What is being asked: Scan the data. Collect each line that contains the word "Оновити".
— begin The input —
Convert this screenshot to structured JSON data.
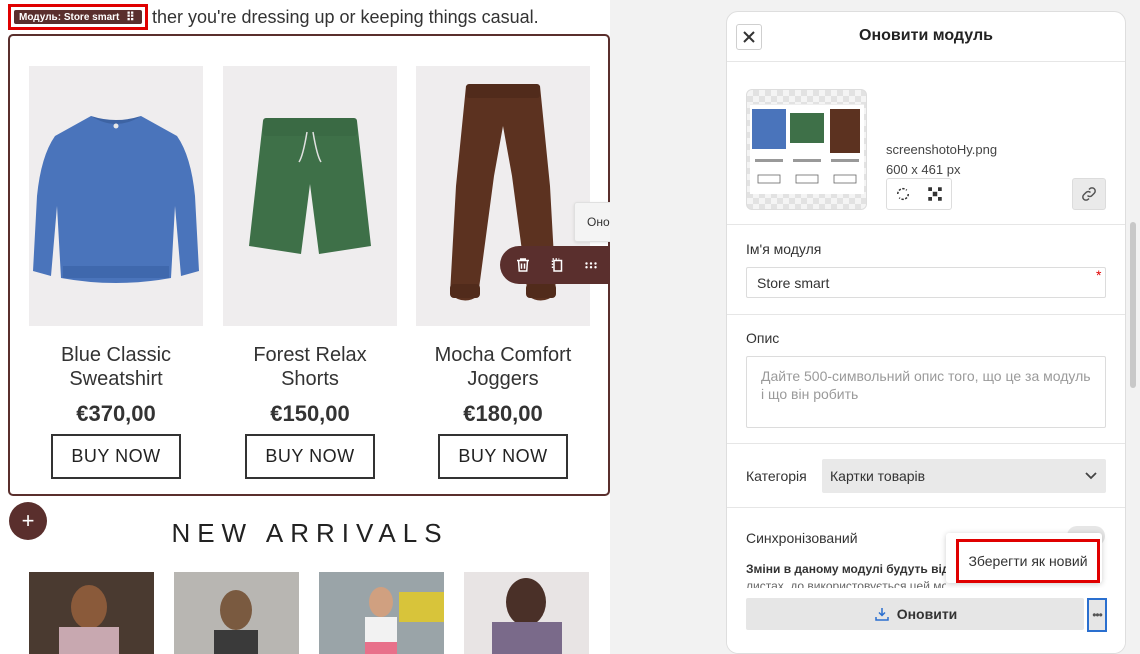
{
  "canvas": {
    "intro_text": "ther you're dressing up or keeping things casual.",
    "module_badge": "Модуль: Store smart",
    "toolbar_tooltip": "Оновити модуль",
    "section_title": "NEW ARRIVALS",
    "add_label": "+",
    "products": [
      {
        "name_line1": "Blue Classic",
        "name_line2": "Sweatshirt",
        "price": "€370,00",
        "button": "BUY NOW",
        "color": "#4a74bb"
      },
      {
        "name_line1": "Forest Relax",
        "name_line2": "Shorts",
        "price": "€150,00",
        "button": "BUY NOW",
        "color": "#3e7048"
      },
      {
        "name_line1": "Mocha Comfort",
        "name_line2": "Joggers",
        "price": "€180,00",
        "button": "BUY NOW",
        "color": "#5c3220"
      }
    ]
  },
  "panel": {
    "title": "Оновити модуль",
    "file_name": "screenshotoHy.png",
    "file_dims": "600 x 461 px",
    "name_label": "Ім'я модуля",
    "name_value": "Store smart",
    "required_mark": "*",
    "description_label": "Опис",
    "description_placeholder": "Дайте 500-символьний опис того, що це за модуль і що він робить",
    "category_label": "Категорія",
    "category_value": "Картки товарів",
    "synced_label": "Синхронізований",
    "sync_note_line1": "Зміни в даному модулі будуть відоб",
    "sync_note_line2": "листах, до використовується цей мо",
    "save_as_new": "Зберегти як новий",
    "update_button": "Оновити"
  },
  "colors": {
    "brand": "#5a2f2d",
    "highlight": "#e00000",
    "focus": "#2a6fcf"
  },
  "icons": [
    "close-icon",
    "trash-icon",
    "duplicate-icon",
    "drag-handle-icon",
    "sync-icon",
    "replace-image-icon",
    "crop-icon",
    "link-icon",
    "download-icon",
    "more-icon",
    "chevron-down-icon",
    "plus-icon"
  ]
}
— end The input —
In response:
    "toolbar_tooltip": "Оновити модуль",
    "title": "Оновити модуль",
    "update_button": "Оновити"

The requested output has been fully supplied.